> [Task statement] Leave out any pictures and transcribe all other data below exactly.

> [Source material]
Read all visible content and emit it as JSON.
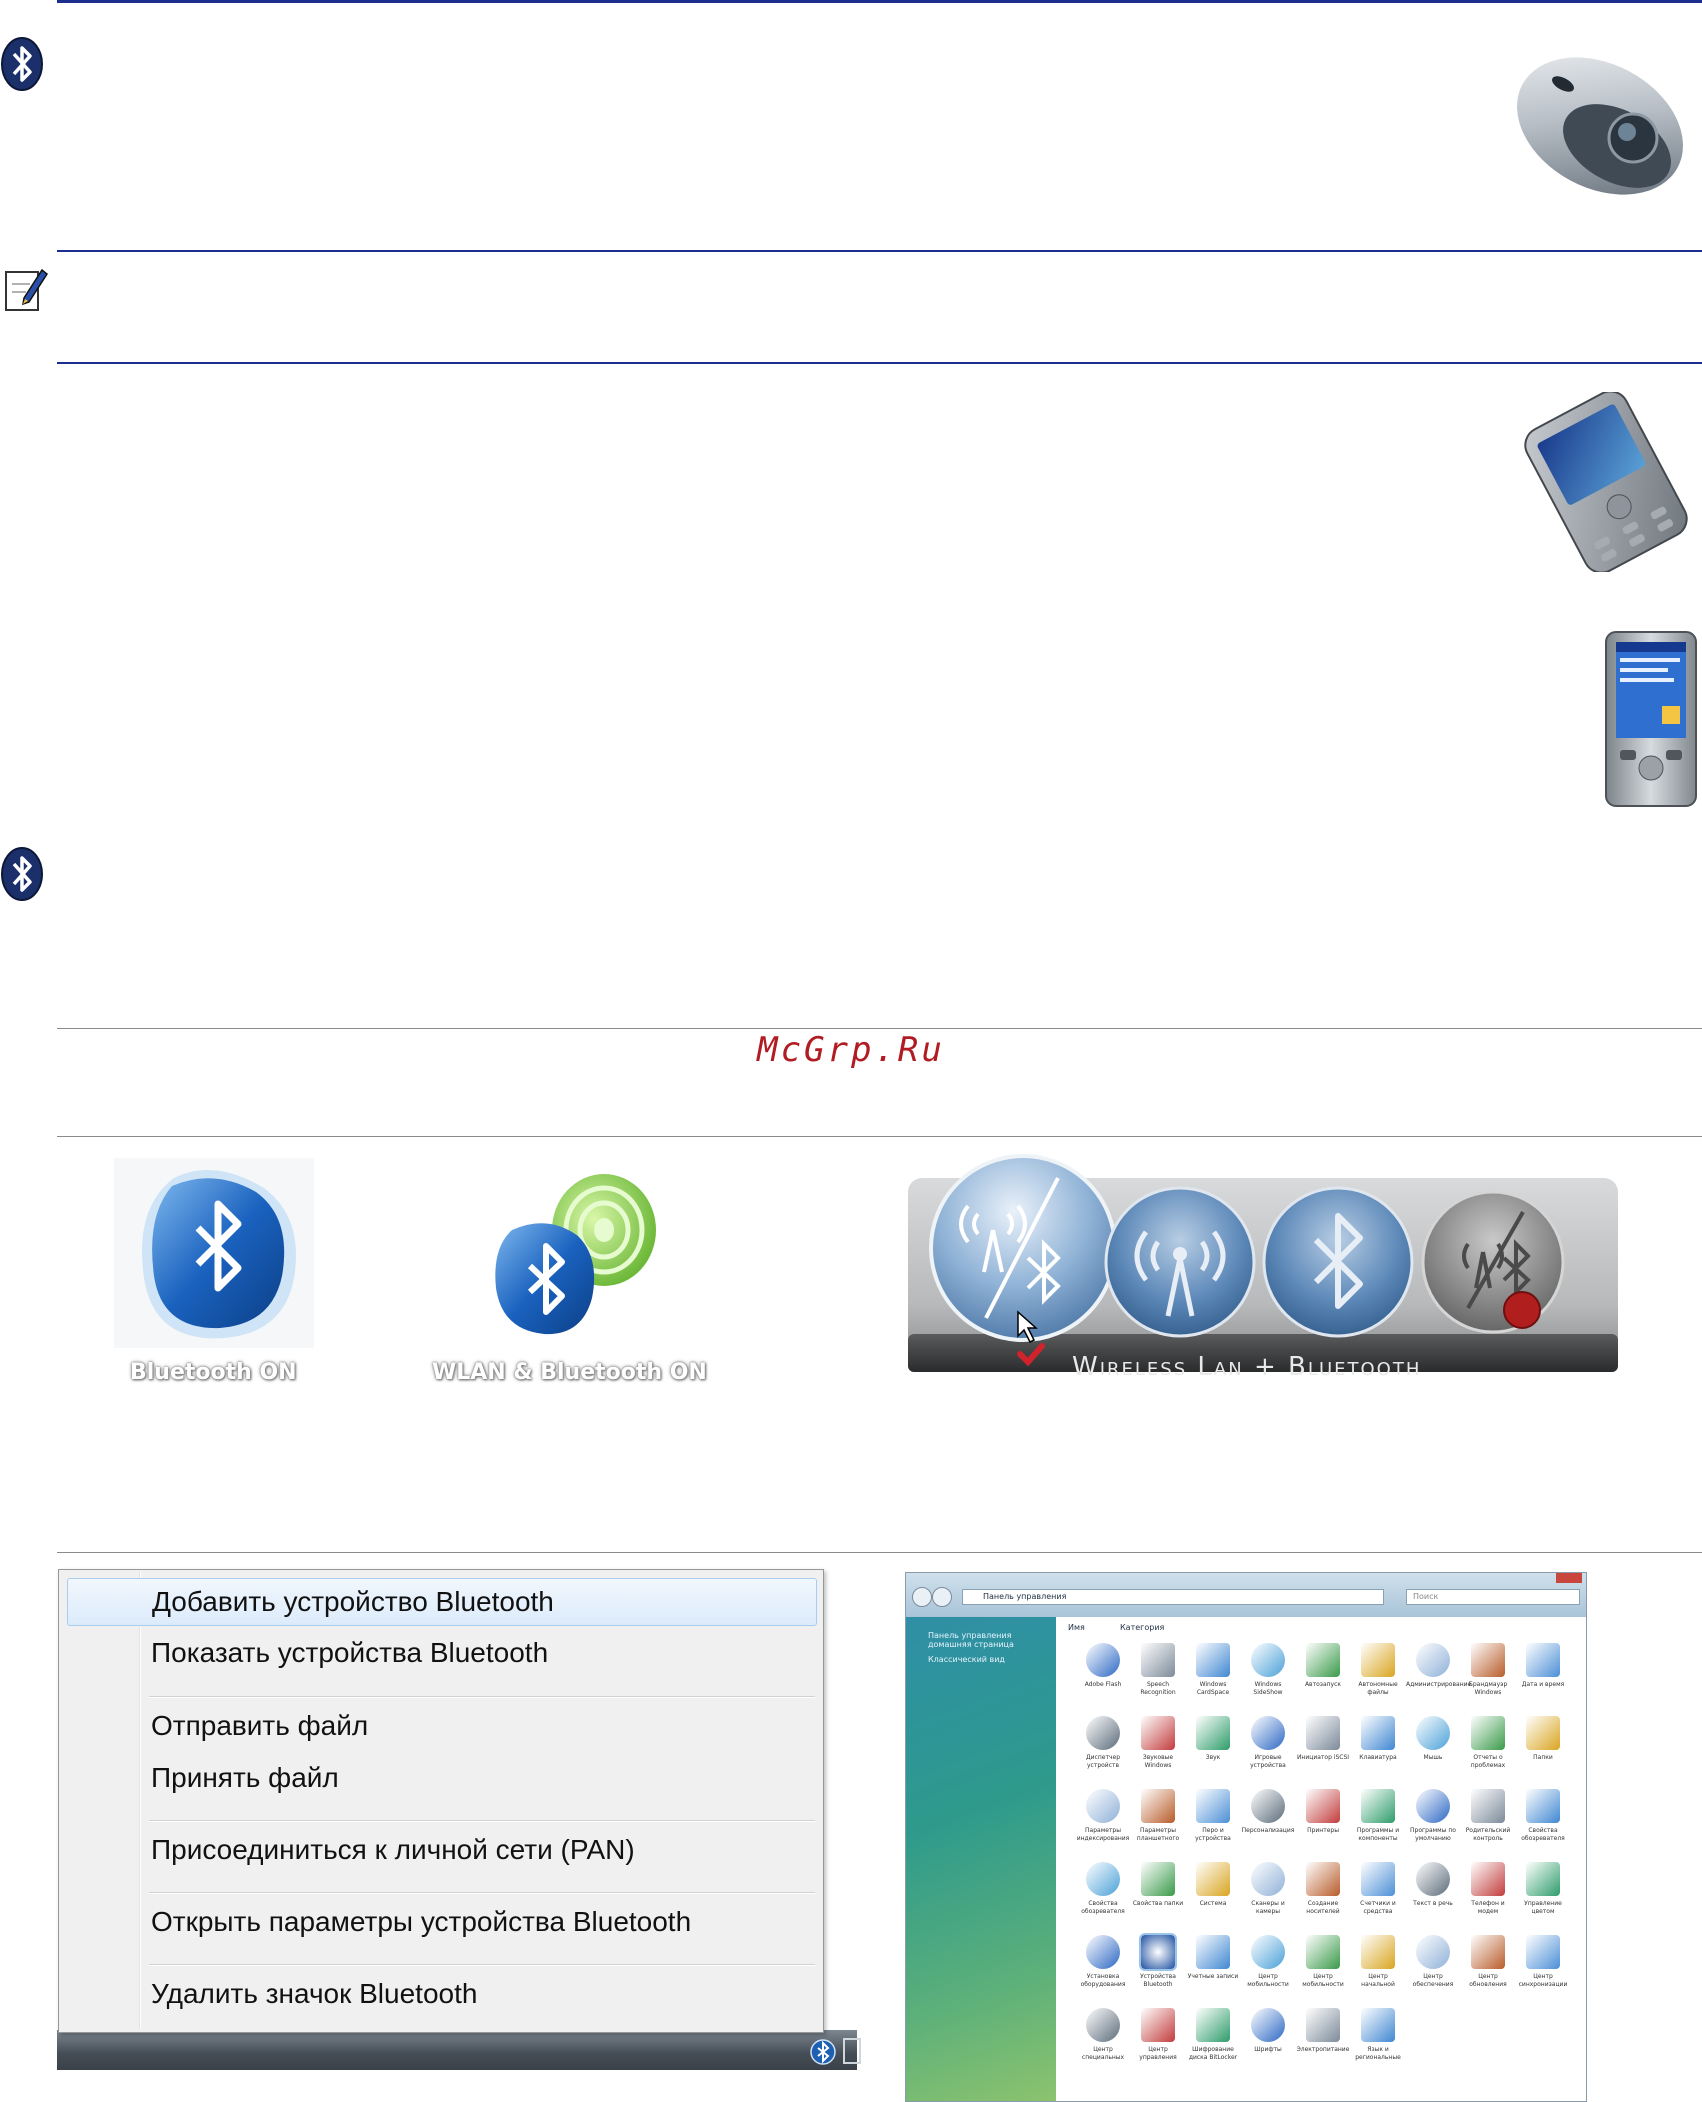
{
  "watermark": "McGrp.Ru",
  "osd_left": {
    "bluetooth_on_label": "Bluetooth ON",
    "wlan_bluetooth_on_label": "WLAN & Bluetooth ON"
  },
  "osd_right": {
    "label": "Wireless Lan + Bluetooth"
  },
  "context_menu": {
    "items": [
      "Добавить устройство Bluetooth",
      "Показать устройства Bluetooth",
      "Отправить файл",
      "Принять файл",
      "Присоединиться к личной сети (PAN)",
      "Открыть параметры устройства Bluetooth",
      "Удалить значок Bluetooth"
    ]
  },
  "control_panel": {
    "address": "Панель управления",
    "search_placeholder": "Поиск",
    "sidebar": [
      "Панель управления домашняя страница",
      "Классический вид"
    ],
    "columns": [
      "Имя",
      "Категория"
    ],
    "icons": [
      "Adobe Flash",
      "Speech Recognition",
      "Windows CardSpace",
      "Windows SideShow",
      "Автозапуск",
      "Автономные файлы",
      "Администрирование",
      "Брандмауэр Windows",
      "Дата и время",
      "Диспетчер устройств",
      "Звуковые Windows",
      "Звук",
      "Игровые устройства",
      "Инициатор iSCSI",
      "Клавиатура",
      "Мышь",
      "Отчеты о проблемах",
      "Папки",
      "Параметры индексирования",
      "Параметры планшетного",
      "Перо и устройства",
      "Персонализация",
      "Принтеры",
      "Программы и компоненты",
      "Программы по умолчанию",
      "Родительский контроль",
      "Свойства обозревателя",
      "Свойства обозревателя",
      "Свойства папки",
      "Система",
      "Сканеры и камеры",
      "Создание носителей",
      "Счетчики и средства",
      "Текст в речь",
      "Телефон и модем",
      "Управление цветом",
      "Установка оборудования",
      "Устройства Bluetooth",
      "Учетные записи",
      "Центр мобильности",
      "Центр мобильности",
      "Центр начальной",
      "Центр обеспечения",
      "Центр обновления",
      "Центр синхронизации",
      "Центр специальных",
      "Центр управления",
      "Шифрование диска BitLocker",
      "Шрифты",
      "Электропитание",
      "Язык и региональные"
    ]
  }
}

> [Result of the task]
Read all visible content and emit it as JSON.
{
  "watermark": "McGrp.Ru",
  "osd_left": {
    "bluetooth_on_label": "Bluetooth ON",
    "wlan_bluetooth_on_label": "WLAN & Bluetooth ON"
  },
  "osd_right": {
    "label": "Wireless Lan + Bluetooth"
  },
  "context_menu": {
    "items": [
      "Добавить устройство Bluetooth",
      "Показать устройства Bluetooth",
      "Отправить файл",
      "Принять файл",
      "Присоединиться к личной сети (PAN)",
      "Открыть параметры устройства Bluetooth",
      "Удалить значок Bluetooth"
    ]
  },
  "control_panel": {
    "address": "Панель управления",
    "search_placeholder": "Поиск",
    "sidebar": [
      "Панель управления домашняя страница",
      "Классический вид"
    ],
    "columns": [
      "Имя",
      "Категория"
    ],
    "icons": [
      "Adobe Flash",
      "Speech Recognition",
      "Windows CardSpace",
      "Windows SideShow",
      "Автозапуск",
      "Автономные файлы",
      "Администрирование",
      "Брандмауэр Windows",
      "Дата и время",
      "Диспетчер устройств",
      "Звуковые Windows",
      "Звук",
      "Игровые устройства",
      "Инициатор iSCSI",
      "Клавиатура",
      "Мышь",
      "Отчеты о проблемах",
      "Папки",
      "Параметры индексирования",
      "Параметры планшетного",
      "Перо и устройства",
      "Персонализация",
      "Принтеры",
      "Программы и компоненты",
      "Программы по умолчанию",
      "Родительский контроль",
      "Свойства обозревателя",
      "Свойства обозревателя",
      "Свойства папки",
      "Система",
      "Сканеры и камеры",
      "Создание носителей",
      "Счетчики и средства",
      "Текст в речь",
      "Телефон и модем",
      "Управление цветом",
      "Установка оборудования",
      "Устройства Bluetooth",
      "Учетные записи",
      "Центр мобильности",
      "Центр мобильности",
      "Центр начальной",
      "Центр обеспечения",
      "Центр обновления",
      "Центр синхронизации",
      "Центр специальных",
      "Центр управления",
      "Шифрование диска BitLocker",
      "Шрифты",
      "Электропитание",
      "Язык и региональные"
    ]
  }
}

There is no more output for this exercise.